----- ROWS -----

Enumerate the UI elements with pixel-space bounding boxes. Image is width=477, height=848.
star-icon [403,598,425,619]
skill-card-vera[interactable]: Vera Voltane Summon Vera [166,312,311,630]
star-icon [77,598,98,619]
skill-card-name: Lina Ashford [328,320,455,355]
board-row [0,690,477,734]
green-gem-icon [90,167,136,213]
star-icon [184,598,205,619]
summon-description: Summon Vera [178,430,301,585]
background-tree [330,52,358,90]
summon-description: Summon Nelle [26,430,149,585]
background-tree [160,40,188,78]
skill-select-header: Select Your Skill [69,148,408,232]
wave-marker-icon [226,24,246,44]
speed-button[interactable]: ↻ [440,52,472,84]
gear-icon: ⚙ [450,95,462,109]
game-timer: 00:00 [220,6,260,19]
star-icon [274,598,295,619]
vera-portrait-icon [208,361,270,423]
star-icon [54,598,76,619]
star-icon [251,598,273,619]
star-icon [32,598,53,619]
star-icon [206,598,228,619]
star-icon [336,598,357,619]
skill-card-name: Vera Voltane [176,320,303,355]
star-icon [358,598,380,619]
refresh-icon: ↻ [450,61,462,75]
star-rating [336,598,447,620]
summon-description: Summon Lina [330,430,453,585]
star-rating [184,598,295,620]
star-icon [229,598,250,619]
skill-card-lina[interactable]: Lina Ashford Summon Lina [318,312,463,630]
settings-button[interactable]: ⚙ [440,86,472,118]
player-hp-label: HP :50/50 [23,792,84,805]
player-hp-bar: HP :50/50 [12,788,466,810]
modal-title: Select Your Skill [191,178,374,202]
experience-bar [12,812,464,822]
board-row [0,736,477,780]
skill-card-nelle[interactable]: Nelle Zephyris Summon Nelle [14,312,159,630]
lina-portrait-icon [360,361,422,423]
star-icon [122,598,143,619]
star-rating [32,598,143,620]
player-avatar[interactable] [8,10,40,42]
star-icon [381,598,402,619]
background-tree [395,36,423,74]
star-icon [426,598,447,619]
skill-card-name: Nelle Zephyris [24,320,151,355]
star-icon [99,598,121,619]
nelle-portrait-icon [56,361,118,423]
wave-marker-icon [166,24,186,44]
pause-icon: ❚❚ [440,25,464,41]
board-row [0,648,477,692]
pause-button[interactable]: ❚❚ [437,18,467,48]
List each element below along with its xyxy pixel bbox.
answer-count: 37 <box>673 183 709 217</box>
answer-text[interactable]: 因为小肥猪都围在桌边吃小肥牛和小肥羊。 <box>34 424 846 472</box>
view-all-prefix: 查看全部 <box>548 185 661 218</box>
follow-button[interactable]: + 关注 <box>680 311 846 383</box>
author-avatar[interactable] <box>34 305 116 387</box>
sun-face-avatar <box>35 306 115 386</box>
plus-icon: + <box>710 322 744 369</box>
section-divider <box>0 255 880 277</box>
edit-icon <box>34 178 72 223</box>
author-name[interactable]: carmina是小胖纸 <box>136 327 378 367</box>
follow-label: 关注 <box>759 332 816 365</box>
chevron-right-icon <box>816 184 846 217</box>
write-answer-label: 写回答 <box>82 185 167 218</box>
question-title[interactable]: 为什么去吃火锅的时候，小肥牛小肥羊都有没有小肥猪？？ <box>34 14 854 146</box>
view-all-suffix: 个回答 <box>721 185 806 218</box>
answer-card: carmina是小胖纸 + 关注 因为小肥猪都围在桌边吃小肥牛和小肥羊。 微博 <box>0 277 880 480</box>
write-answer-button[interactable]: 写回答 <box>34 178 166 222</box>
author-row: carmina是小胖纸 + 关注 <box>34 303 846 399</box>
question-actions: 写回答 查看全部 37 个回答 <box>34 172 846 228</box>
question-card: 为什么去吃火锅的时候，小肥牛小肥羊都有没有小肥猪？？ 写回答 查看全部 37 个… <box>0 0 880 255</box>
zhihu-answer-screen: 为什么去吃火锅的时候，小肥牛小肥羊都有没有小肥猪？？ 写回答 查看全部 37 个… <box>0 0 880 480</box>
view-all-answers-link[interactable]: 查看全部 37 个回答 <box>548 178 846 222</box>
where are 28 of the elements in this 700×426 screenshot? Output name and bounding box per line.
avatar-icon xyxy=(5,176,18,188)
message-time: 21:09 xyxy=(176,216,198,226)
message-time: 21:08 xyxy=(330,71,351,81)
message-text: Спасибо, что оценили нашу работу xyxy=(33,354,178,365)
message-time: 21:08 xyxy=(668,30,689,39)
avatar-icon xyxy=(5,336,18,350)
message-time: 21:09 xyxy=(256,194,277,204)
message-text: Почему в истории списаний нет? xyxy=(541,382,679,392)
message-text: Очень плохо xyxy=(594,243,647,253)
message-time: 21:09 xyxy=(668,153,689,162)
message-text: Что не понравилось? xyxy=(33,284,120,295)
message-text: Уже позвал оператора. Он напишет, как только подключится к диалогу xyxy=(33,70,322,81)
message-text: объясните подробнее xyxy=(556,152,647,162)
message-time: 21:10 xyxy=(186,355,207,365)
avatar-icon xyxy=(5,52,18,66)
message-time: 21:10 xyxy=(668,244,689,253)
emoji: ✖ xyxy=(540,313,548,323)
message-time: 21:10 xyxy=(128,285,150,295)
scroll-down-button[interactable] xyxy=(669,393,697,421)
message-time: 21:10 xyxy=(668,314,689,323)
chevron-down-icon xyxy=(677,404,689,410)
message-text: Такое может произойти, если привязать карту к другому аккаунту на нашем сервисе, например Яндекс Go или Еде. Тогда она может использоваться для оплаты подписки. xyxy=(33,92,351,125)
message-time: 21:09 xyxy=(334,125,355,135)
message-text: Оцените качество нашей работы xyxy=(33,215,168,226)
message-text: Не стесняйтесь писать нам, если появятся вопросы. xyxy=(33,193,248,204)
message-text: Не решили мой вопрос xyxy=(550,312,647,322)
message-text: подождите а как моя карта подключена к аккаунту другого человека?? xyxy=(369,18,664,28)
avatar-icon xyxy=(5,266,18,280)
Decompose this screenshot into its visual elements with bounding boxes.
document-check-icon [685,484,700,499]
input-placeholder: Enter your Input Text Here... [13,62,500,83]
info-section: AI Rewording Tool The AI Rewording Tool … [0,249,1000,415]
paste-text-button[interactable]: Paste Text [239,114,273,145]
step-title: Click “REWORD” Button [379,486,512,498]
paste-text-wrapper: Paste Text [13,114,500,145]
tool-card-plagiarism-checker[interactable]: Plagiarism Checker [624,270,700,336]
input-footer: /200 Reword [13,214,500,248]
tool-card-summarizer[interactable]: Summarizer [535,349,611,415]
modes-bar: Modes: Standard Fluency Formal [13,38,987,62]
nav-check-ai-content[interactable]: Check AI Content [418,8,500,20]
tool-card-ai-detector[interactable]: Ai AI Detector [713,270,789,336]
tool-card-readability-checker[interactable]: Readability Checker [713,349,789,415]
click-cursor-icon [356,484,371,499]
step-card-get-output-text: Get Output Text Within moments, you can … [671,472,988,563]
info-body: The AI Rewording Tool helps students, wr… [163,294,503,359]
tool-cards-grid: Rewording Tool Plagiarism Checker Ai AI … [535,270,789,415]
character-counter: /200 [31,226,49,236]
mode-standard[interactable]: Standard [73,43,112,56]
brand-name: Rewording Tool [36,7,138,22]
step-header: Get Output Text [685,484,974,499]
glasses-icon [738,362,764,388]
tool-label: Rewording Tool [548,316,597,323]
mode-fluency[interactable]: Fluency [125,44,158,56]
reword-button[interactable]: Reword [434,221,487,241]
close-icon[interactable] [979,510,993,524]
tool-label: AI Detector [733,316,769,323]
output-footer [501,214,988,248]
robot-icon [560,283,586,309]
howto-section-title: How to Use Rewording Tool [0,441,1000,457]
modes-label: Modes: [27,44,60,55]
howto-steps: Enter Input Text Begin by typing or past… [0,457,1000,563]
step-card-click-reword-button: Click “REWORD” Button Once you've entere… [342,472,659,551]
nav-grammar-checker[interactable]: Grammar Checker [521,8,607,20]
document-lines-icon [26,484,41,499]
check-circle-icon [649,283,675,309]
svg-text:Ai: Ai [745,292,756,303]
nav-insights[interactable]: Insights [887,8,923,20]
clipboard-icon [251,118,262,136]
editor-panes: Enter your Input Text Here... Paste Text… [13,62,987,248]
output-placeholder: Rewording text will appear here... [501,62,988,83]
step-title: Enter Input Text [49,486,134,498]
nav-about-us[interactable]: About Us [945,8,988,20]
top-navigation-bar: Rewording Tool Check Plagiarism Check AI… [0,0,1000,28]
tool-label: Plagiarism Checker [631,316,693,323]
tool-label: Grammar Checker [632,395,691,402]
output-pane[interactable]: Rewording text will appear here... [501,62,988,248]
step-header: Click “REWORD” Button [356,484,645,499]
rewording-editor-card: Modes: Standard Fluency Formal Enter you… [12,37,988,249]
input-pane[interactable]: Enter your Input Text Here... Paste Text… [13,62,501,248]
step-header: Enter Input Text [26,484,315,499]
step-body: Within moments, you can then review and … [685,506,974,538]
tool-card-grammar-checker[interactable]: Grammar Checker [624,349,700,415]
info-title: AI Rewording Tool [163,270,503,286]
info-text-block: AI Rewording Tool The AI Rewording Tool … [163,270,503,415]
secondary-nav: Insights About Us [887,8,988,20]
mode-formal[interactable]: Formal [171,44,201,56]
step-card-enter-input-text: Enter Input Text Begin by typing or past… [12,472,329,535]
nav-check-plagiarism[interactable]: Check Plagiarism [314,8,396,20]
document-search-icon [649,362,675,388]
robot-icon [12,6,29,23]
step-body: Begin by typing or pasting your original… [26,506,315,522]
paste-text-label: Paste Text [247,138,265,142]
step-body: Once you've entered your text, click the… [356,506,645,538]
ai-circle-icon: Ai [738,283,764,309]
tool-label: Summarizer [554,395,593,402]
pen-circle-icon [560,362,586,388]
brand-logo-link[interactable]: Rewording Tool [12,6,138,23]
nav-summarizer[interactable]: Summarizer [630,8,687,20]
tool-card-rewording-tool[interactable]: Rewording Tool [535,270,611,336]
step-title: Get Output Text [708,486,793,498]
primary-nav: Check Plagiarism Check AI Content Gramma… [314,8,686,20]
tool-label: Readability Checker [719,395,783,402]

-----

■ WHAT THIS TASK INVOLVES: Gather every line of the data that contains the word "Once".

■ ANSWER TO THIS TASK:
step-card-click-reword-button: Click “REWORD” Button Once you've entere… [342,472,659,551]
step-body: Once you've entered your text, click the… [356,506,645,538]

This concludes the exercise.